Estratto del testo.
※ ※ ※

Sentenza della Corte Europea per i Diritti dell'Uomo: violazione dei diritti della famiglia affidataria
Traduciamo e pubblichiamo una recentissima sentenza della Corte Europea per i diritti dell’Uomo, che si è pronunciata qualche giorno fa su di un ricorso presentato da una coppia italiana che aveva chiesto di poter adottare una bambina, abbandonata qualche giorno dopo la nascita dalla madre naturale e a loro affidata temporaneamente, ricevendo un rifiuto dai giudici italiani di primo e secondo grado. La bambina, a 19 mesi di vita, era stata portata via con l'aiuto della forza pubblica e data in adozione a un'altra coppia.
La pronuncia della Corte Europea riveste una grande importanza in quanto la stessa ha stabilito la violazione, da parte dei giudici italiani, degli interessi della minore e della coppia ffidataria, non avendo questi tenuto in alcuna considerazione i legami famigliari nel frattempo venutisi a creare tra i soggetti.
Tutto questo richiama e rende sempre più attuali ed importanti i testi da noi già pubblicati: L'adozione e la ferita dell’abbandono e la Lettera aperta a chi decide il destino dei bambini.
Speriamo che, se non già il legislatore coi suoi tempi biblici, almeno i Tribunali e le Corti di merito e di Cassazione, attraverso una modifica dell’orientamento giurisprudenziale in materia, comincino ad avere un occhio di riguardo soprattutto per il benessere fisico, emotivo e psicologico di questi bambini, già abbastanza traumatizzati dall’abbandono o dalla morte dei genitori (sempre, ove possibile, valutando ogni caso singolarmente).
Il simbolico risarcimento economico riconosciuto alla coppia rappresenta comunque la prova tangibile di una violazione dei diritti fondamentali dell’Uomo da parte della giustizia italiana, che speriamo venga incentivata a valutare caso per caso e in tempi rapidi eventuali simili richieste da parte di coppie affidatarie, evitando così altri traumi e altri abbandoni a questi piccoli esseri umani, che spesso hanno meno diritti – e meno voce in capitolo – degli adulti.
Chiara Pagliarini, NTIS
CORTE EUROPEA DEI DIRITTI DELL’UOMO
N. 345 del 27.04.2010
Comunicazione del cancelliere
Sentenza della camera
Non definitiva (1)
Moretti e Benedetti, Italia (ricorso n. ° 16318/07)
CARENZE IN UNA PROCEDURA DI ADOZIONE: MANCATO RISPETTO DEI DIRITTI DELLA FAMIGLIA AFFIDATARIA
Violazione dell'articolo 8 (diritto al rispetto della vita privata e famigliare) della Convenzione europea dei diritti dell'uomo
Fatti principali
I ricorrenti, Luigi Moretti e sua moglie Maria Brunella Benedetti sono cittadini italiani, nati rispettivamente nel 1966 e nel 1959, e residenti a Lugo di Ravenna (Italia). Vivevano con la loro figlia e un bambino adottato dalla sig.ra Benedetti. Avevano già avuto in affido temporaneo dei bambini, che poi erano stati adottati da altre famiglie.

※ ※ ※

Voci del dataset di impaginazione.

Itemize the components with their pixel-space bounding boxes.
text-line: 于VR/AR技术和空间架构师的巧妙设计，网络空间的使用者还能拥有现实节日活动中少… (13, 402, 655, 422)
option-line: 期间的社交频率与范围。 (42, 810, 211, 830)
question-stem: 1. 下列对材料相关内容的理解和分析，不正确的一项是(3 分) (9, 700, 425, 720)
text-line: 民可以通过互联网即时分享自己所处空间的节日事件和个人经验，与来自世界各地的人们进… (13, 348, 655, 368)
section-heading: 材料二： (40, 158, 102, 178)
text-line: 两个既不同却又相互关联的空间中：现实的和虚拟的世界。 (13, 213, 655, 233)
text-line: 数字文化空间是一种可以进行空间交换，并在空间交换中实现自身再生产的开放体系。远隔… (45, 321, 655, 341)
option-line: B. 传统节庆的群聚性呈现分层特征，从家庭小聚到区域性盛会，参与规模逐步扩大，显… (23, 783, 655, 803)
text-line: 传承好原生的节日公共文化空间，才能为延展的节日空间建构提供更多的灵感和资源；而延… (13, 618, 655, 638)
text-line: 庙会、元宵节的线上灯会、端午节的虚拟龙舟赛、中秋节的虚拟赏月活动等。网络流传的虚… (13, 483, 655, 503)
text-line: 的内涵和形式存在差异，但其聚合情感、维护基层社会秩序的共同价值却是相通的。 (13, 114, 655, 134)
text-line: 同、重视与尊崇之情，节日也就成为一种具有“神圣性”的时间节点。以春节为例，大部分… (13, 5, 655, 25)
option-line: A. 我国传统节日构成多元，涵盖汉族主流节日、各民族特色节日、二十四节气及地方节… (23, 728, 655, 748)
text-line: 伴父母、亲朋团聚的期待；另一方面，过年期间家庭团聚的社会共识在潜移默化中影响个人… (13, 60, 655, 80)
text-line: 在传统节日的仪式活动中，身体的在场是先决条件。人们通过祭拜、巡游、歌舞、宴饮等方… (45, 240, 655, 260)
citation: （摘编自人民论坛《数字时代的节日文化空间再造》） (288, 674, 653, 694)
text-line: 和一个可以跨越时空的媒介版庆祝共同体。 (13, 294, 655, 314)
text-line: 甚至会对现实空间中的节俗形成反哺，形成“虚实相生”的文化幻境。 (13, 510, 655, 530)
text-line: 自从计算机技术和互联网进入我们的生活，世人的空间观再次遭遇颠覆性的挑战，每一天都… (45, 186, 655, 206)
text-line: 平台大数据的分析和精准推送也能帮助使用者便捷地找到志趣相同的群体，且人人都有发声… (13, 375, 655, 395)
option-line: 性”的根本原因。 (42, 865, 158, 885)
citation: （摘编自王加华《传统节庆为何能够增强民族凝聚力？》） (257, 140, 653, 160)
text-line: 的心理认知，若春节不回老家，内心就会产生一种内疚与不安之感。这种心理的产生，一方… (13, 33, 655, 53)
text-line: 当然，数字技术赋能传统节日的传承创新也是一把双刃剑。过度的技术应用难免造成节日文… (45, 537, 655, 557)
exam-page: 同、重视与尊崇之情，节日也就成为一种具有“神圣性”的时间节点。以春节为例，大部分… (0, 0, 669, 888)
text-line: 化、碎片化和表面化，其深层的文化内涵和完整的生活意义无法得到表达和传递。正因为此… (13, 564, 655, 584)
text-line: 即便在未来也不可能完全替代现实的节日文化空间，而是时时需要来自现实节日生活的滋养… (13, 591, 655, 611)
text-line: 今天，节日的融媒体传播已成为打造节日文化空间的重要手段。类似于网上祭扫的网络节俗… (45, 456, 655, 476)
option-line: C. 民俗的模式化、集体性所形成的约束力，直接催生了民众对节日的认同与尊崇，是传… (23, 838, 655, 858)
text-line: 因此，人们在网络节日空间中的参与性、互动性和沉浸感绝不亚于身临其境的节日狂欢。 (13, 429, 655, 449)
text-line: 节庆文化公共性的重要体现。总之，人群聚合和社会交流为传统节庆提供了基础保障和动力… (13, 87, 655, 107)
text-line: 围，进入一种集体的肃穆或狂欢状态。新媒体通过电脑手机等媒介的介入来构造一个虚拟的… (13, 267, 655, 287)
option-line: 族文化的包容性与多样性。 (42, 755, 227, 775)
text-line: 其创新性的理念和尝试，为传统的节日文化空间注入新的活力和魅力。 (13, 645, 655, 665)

※ ※ ※

Consegne.
(1) Rispondi a queste domande sul testo relativo alla sentenza della Corte Europea.
(a) A quanti mesi di vita la bambina era stata portata via con l'aiuto della forza pubblica?
(b) Qual è il numero del ricorso presentato da Moretti e Benedetti contro l'Italia?
(c) In quale località risiedono i ricorrenti?
(2) Prosegui il testo sulla sentenza della Corte Europea a partire dal punto in cui si interrompe.

Risposte in ordine.
(1)
(a) A 19 mesi di vita.
(b) Il ricorso n. 16318/07.
(c) A Lugo di Ravenna.

(2)
Con un decreto urgente del 20 maggio 2004, una neonata, A., che la madre aveva abbandonato qualche giorno dopo la nascita, fu temporaneamente a loro affidata per decisione del tribunale per un periodo di cinque mesi, in seguito prolungato fino a dicembre 2005. Nel frattempo, venne avviata una procedura per dichiarare A. adottabile.
Il 26 ottobre 2004, i ricorrenti presentarono una domanda di adozione speciale di A., domanda reiterata nel marzo 2005, vista la mancata risposta [alla precedente domanda, n.d.t.]. Nel frattempo, il giudice aveva dichiarato adottabile la bambina. Il 19 dicembre 2005, la custodia di A. venne affidata ad una nuova famiglia per l’adozione, decisione che non fu notificata ai richiedenti. Lo stesso giorno, la bambina venne allontanata dalla casa dei ricorrenti, con l'aiuto della forza pubblica.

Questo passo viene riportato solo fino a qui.